**Short problem**
Restate each line word for word. Leave out every picture.

**Supplied data**

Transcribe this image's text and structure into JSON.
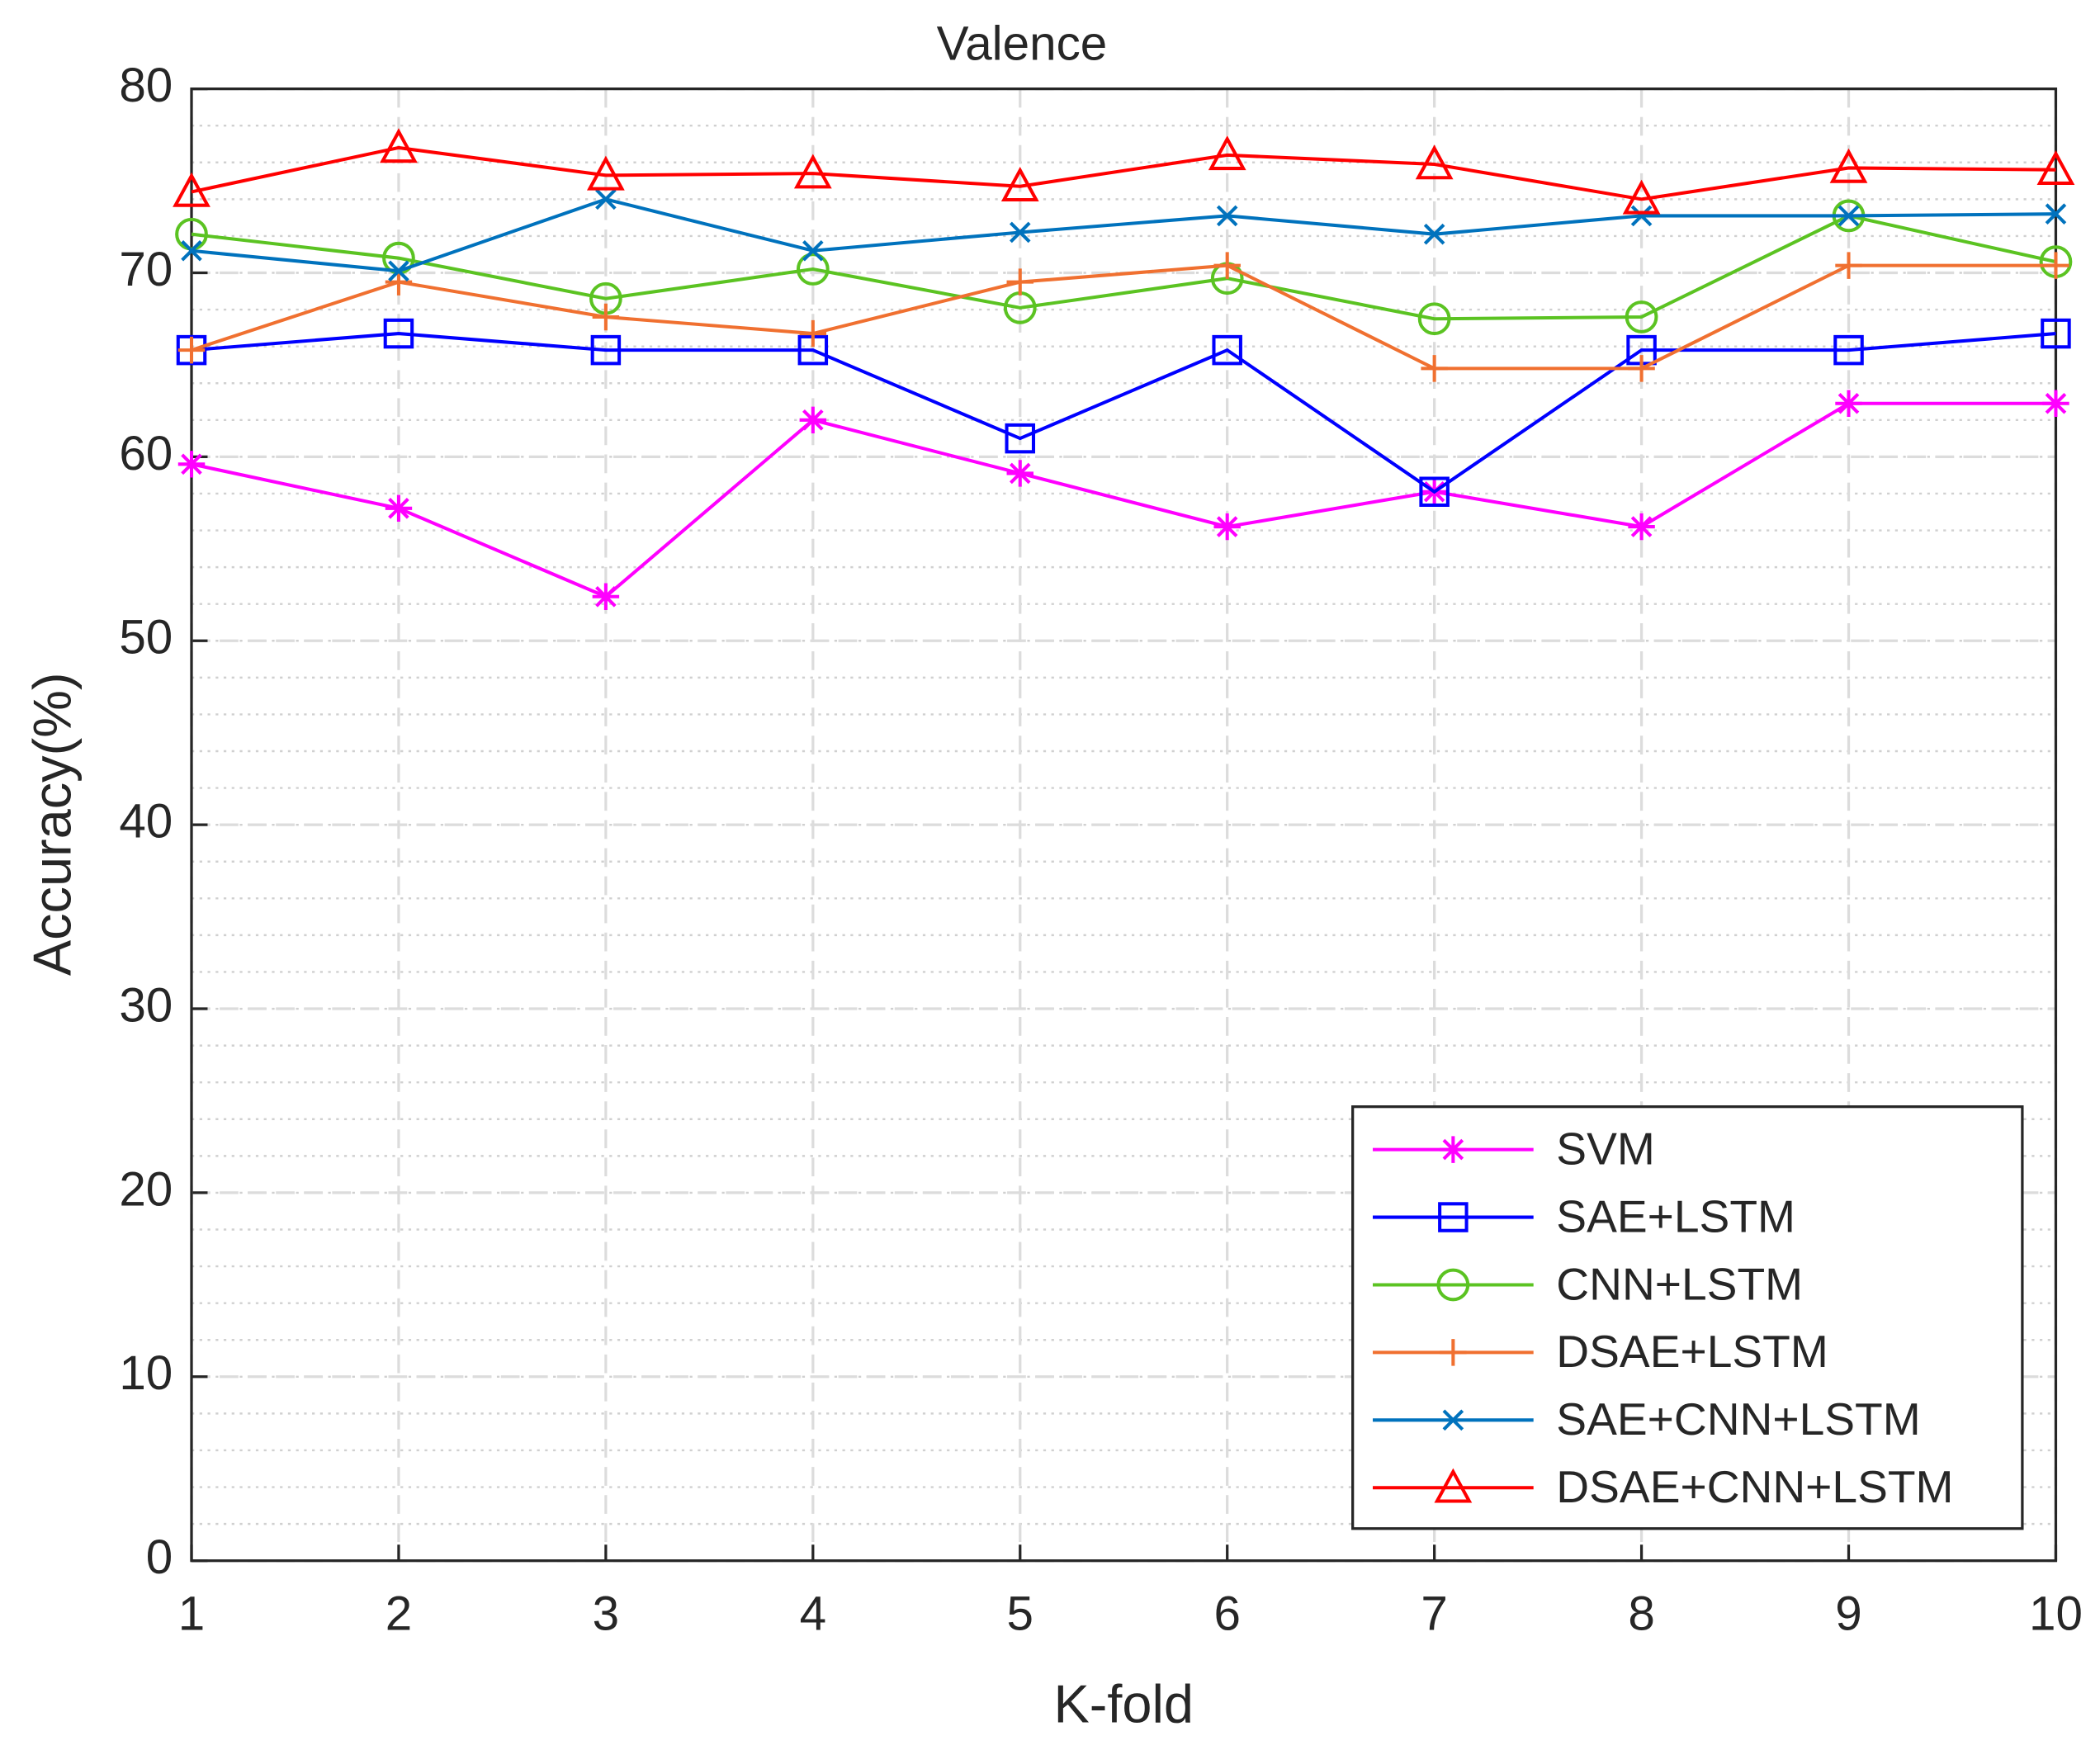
{
  "chart_data": {
    "type": "line",
    "title": "Valence",
    "x_label": "K-fold",
    "y_label": "Accuracy(%)",
    "x": [
      1,
      2,
      3,
      4,
      5,
      6,
      7,
      8,
      9,
      10
    ],
    "xlim": [
      1,
      10
    ],
    "xticks": [
      1,
      2,
      3,
      4,
      5,
      6,
      7,
      8,
      9,
      10
    ],
    "ylim": [
      0,
      80
    ],
    "yticks": [
      0,
      10,
      20,
      30,
      40,
      50,
      60,
      70,
      80
    ],
    "grid": true,
    "minor_grid": true,
    "legend": "lower right",
    "series": [
      {
        "name": "SVM",
        "color": "#ff00ff",
        "marker": "star",
        "values": [
          59.6,
          57.2,
          52.4,
          62.0,
          59.1,
          56.2,
          58.1,
          56.2,
          62.9,
          62.9
        ]
      },
      {
        "name": "SAE+LSTM",
        "color": "#0000ff",
        "marker": "square",
        "values": [
          65.8,
          66.7,
          65.8,
          65.8,
          61.0,
          65.8,
          58.1,
          65.8,
          65.8,
          66.7
        ]
      },
      {
        "name": "CNN+LSTM",
        "color": "#5bc322",
        "marker": "circle",
        "values": [
          72.1,
          70.8,
          68.6,
          70.2,
          68.1,
          69.7,
          67.5,
          67.6,
          73.1,
          70.6
        ]
      },
      {
        "name": "DSAE+LSTM",
        "color": "#f07030",
        "marker": "plus",
        "values": [
          65.8,
          69.5,
          67.6,
          66.7,
          69.5,
          70.4,
          64.8,
          64.8,
          70.4,
          70.4
        ]
      },
      {
        "name": "SAE+CNN+LSTM",
        "color": "#0072bd",
        "marker": "x",
        "values": [
          71.2,
          70.1,
          74.0,
          71.2,
          72.2,
          73.1,
          72.1,
          73.1,
          73.1,
          73.2
        ]
      },
      {
        "name": "DSAE+CNN+LSTM",
        "color": "#ff0000",
        "marker": "triangle",
        "values": [
          74.4,
          76.8,
          75.3,
          75.4,
          74.7,
          76.4,
          75.9,
          74.0,
          75.7,
          75.6
        ]
      }
    ]
  }
}
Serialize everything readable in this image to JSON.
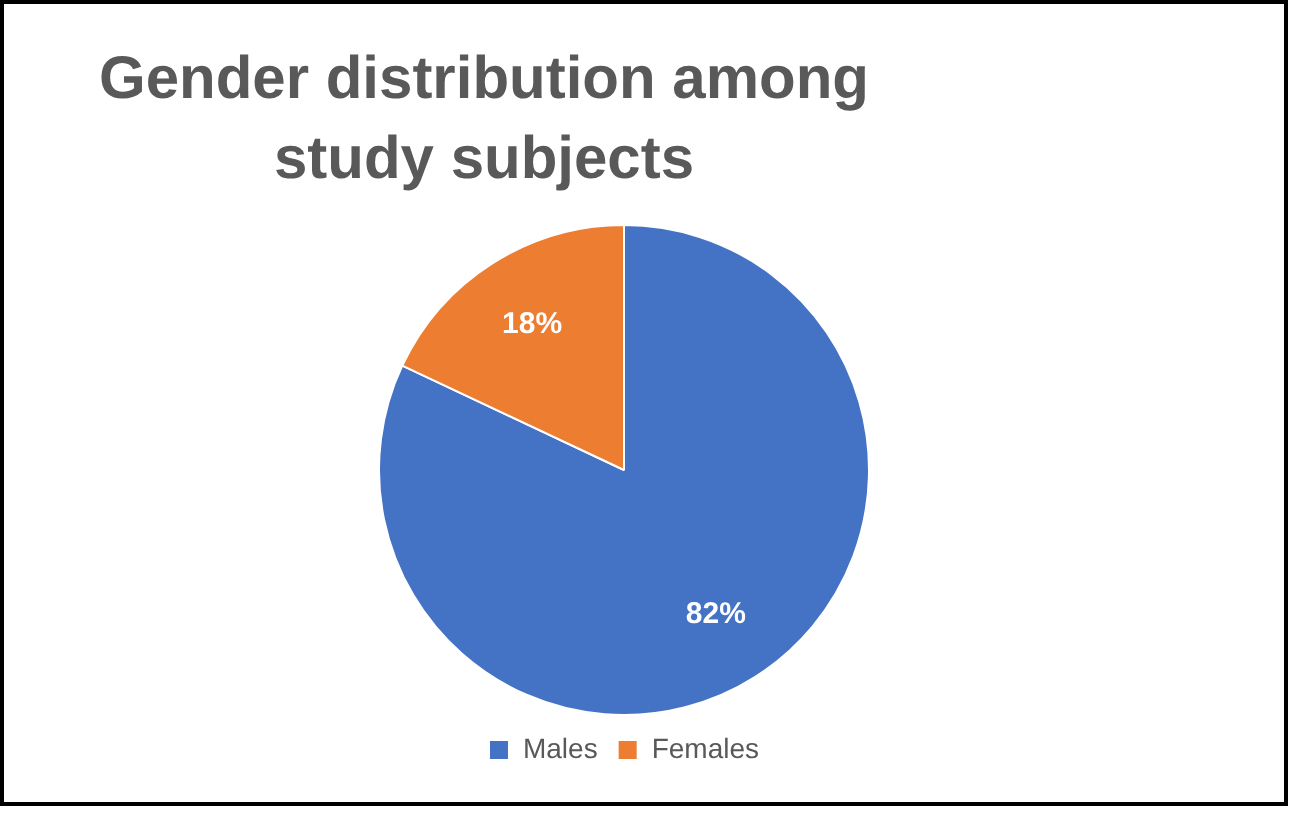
{
  "chart_data": {
    "type": "pie",
    "title": "Gender distribution among study subjects",
    "categories": [
      "Males",
      "Females"
    ],
    "values": [
      82,
      18
    ],
    "value_labels": [
      "82%",
      "18%"
    ],
    "colors": [
      "#4472c4",
      "#ed7d31"
    ],
    "legend": "bottom"
  }
}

**Result of the exercise**
Transcribe this image's text and structure into JSON.
{
  "chart_data": {
    "type": "line",
    "title": "Valence",
    "x_label": "K-fold",
    "y_label": "Accuracy(%)",
    "x": [
      1,
      2,
      3,
      4,
      5,
      6,
      7,
      8,
      9,
      10
    ],
    "xlim": [
      1,
      10
    ],
    "xticks": [
      1,
      2,
      3,
      4,
      5,
      6,
      7,
      8,
      9,
      10
    ],
    "ylim": [
      0,
      80
    ],
    "yticks": [
      0,
      10,
      20,
      30,
      40,
      50,
      60,
      70,
      80
    ],
    "grid": true,
    "minor_grid": true,
    "legend": "lower right",
    "series": [
      {
        "name": "SVM",
        "color": "#ff00ff",
        "marker": "star",
        "values": [
          59.6,
          57.2,
          52.4,
          62.0,
          59.1,
          56.2,
          58.1,
          56.2,
          62.9,
          62.9
        ]
      },
      {
        "name": "SAE+LSTM",
        "color": "#0000ff",
        "marker": "square",
        "values": [
          65.8,
          66.7,
          65.8,
          65.8,
          61.0,
          65.8,
          58.1,
          65.8,
          65.8,
          66.7
        ]
      },
      {
        "name": "CNN+LSTM",
        "color": "#5bc322",
        "marker": "circle",
        "values": [
          72.1,
          70.8,
          68.6,
          70.2,
          68.1,
          69.7,
          67.5,
          67.6,
          73.1,
          70.6
        ]
      },
      {
        "name": "DSAE+LSTM",
        "color": "#f07030",
        "marker": "plus",
        "values": [
          65.8,
          69.5,
          67.6,
          66.7,
          69.5,
          70.4,
          64.8,
          64.8,
          70.4,
          70.4
        ]
      },
      {
        "name": "SAE+CNN+LSTM",
        "color": "#0072bd",
        "marker": "x",
        "values": [
          71.2,
          70.1,
          74.0,
          71.2,
          72.2,
          73.1,
          72.1,
          73.1,
          73.1,
          73.2
        ]
      },
      {
        "name": "DSAE+CNN+LSTM",
        "color": "#ff0000",
        "marker": "triangle",
        "values": [
          74.4,
          76.8,
          75.3,
          75.4,
          74.7,
          76.4,
          75.9,
          74.0,
          75.7,
          75.6
        ]
      }
    ]
  }
}
Serialize everything readable in this image to JSON.
{
  "chart_data": {
    "type": "pie",
    "title": "Gender distribution among study subjects",
    "categories": [
      "Males",
      "Females"
    ],
    "values": [
      82,
      18
    ],
    "value_labels": [
      "82%",
      "18%"
    ],
    "colors": [
      "#4472c4",
      "#ed7d31"
    ],
    "legend": "bottom"
  }
}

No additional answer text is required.